Read through the entries below and return each line with the word "BEARISH".

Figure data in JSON

----

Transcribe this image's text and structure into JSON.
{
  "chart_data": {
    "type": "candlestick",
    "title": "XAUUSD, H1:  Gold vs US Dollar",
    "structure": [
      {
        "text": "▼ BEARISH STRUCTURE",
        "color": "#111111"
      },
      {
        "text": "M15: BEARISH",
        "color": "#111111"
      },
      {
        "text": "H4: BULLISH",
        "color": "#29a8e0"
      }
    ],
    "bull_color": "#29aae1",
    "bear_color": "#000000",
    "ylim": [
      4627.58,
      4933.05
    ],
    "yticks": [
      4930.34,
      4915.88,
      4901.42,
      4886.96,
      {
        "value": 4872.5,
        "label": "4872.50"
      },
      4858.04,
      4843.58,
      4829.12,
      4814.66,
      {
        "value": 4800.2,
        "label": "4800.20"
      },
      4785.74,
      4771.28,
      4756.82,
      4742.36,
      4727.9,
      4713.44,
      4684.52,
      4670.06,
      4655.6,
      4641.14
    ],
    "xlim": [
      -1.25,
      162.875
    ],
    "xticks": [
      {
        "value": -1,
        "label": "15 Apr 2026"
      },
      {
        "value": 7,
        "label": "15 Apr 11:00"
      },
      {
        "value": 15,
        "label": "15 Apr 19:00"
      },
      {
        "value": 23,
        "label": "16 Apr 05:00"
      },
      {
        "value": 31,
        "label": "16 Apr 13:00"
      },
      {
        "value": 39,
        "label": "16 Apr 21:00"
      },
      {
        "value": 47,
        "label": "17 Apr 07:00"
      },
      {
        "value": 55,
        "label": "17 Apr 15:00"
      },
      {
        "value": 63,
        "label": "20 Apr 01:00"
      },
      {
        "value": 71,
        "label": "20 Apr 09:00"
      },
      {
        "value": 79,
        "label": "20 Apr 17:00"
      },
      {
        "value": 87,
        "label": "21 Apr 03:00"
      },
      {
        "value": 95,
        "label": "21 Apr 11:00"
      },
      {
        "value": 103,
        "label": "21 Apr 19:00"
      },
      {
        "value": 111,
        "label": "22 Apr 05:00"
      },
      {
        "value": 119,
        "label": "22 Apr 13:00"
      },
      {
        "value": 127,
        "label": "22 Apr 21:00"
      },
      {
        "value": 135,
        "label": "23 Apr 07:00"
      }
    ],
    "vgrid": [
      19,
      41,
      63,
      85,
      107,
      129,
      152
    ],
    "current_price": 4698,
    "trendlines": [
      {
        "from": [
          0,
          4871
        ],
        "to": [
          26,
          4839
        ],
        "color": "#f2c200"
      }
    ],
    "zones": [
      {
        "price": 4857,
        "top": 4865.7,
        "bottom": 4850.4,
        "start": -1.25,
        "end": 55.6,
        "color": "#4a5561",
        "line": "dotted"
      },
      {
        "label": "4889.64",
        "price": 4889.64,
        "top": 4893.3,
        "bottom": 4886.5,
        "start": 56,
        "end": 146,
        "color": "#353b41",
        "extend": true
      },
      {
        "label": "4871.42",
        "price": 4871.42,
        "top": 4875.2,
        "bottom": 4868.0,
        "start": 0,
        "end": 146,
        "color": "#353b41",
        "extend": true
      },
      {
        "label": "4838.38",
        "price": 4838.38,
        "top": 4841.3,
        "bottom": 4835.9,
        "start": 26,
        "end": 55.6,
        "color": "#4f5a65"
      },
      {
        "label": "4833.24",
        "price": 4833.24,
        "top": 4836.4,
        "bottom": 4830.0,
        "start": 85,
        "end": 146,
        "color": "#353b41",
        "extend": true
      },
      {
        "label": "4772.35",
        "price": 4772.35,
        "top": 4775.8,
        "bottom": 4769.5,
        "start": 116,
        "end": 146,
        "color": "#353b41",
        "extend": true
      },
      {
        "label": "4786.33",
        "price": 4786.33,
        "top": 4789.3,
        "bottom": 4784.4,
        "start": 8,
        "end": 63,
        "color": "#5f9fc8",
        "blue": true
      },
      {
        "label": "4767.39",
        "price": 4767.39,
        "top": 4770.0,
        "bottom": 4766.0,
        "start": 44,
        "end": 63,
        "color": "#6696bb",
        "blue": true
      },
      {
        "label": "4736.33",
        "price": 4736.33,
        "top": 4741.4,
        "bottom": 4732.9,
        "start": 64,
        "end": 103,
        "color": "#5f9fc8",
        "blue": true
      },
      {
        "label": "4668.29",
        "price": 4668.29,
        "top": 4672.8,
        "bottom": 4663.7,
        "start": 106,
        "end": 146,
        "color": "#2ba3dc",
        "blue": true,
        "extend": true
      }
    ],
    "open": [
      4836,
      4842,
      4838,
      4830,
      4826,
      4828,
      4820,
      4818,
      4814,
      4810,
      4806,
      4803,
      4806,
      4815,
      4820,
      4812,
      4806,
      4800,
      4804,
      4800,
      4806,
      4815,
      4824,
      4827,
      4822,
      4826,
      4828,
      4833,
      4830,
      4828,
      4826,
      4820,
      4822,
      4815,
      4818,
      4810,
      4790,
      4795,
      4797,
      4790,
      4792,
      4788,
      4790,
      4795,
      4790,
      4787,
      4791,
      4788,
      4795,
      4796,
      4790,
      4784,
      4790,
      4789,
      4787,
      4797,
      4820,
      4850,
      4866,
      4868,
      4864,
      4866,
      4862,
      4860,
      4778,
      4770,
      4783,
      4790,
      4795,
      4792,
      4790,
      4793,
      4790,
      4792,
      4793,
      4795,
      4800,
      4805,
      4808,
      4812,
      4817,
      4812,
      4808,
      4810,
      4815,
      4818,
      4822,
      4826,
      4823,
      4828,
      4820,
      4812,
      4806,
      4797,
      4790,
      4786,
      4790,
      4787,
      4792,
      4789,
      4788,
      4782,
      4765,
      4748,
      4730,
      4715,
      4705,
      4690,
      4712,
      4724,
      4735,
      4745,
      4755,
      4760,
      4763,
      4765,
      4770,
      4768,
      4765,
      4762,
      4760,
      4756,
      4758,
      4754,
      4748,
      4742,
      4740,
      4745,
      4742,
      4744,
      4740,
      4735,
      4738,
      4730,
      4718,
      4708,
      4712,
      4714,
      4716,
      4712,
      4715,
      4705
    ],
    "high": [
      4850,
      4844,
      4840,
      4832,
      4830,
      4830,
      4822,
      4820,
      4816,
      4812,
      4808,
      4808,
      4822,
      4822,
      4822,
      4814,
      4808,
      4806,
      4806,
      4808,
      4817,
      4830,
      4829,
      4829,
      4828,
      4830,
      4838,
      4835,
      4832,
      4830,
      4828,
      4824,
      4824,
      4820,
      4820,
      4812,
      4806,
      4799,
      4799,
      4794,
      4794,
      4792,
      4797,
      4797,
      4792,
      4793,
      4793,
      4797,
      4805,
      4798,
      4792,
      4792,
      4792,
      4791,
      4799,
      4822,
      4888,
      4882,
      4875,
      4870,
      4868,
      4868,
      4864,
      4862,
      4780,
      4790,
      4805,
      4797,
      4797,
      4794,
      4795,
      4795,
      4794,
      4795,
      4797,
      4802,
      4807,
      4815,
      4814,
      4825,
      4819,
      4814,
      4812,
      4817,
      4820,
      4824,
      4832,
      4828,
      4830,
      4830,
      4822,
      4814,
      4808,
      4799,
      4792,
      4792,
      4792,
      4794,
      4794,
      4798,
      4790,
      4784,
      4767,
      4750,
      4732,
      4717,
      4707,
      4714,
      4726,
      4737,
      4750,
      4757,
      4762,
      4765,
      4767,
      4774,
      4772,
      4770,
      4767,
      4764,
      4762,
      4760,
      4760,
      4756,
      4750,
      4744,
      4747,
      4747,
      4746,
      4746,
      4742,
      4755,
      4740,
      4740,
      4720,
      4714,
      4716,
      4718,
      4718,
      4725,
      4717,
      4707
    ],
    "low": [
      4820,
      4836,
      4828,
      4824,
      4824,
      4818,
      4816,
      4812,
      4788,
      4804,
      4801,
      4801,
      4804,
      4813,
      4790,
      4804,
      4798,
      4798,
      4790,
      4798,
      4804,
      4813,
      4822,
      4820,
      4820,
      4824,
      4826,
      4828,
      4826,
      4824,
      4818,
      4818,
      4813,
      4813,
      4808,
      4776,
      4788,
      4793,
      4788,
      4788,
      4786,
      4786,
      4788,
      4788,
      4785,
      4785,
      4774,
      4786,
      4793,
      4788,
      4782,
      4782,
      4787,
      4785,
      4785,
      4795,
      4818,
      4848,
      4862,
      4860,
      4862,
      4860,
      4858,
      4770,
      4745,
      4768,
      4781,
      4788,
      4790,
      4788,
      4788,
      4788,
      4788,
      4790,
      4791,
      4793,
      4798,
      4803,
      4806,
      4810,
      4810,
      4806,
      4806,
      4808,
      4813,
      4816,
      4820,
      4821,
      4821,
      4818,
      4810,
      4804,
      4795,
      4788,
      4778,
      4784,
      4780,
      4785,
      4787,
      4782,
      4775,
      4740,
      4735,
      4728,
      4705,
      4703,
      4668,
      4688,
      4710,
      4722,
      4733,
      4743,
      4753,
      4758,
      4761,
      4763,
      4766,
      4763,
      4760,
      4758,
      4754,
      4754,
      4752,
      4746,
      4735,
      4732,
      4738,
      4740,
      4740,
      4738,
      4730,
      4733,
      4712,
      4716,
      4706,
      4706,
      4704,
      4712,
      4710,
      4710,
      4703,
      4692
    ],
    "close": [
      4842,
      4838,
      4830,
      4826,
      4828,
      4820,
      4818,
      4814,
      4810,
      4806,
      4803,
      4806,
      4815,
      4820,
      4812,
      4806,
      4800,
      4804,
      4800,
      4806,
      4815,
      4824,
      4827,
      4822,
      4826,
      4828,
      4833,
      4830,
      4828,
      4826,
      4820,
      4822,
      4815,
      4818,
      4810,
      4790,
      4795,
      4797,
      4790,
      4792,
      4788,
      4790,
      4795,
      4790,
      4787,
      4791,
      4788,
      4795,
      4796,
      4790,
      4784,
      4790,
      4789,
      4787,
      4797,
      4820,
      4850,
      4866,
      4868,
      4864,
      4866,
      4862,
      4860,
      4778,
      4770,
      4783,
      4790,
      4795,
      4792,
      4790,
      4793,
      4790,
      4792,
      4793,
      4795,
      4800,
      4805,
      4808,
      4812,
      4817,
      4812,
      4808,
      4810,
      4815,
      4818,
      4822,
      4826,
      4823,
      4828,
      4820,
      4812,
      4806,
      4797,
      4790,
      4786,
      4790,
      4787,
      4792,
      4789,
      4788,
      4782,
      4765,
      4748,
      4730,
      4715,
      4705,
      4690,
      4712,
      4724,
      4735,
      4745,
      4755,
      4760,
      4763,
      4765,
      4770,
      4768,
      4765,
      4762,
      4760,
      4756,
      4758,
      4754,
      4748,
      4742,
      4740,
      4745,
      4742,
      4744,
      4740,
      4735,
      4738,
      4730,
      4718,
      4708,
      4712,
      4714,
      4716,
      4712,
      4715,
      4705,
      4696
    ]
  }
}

----

> [WRITTEN SOLUTION]
        "text": "▼ BEARISH STRUCTURE",
        "text": "M15: BEARISH",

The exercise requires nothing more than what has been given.